**Exercise instructions**
Locate each line of the material that contains "maaaring", then return it.

Data entries:
⁂
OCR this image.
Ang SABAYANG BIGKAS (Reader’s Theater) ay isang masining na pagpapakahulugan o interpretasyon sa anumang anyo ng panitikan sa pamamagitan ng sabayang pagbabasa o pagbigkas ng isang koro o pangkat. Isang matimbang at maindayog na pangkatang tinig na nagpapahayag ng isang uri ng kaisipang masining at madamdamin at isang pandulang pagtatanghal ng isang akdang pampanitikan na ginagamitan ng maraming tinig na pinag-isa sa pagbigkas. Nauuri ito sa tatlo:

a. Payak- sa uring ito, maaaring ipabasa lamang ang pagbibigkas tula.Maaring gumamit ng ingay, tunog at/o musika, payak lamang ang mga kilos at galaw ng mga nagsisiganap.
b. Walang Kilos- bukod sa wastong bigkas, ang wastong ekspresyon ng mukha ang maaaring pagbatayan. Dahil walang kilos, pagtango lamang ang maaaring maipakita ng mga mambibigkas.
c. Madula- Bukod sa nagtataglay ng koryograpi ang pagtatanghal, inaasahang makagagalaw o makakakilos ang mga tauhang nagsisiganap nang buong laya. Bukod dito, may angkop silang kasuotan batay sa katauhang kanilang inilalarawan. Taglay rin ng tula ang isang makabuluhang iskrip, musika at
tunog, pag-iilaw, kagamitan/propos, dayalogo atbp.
⁂
**Written reply**
a. Payak- sa uring ito, maaaring ipabasa lamang ang pagbibigkas tula.Maaring gumamit ng ingay, tunog at/o musika, payak lamang ang mga kilos at galaw ng mga nagsisiganap.
b. Walang Kilos- bukod sa wastong bigkas, ang wastong ekspresyon ng mukha ang maaaring pagbatayan. Dahil walang kilos, pagtango lamang ang maaaring maipakita ng mga mambibigkas.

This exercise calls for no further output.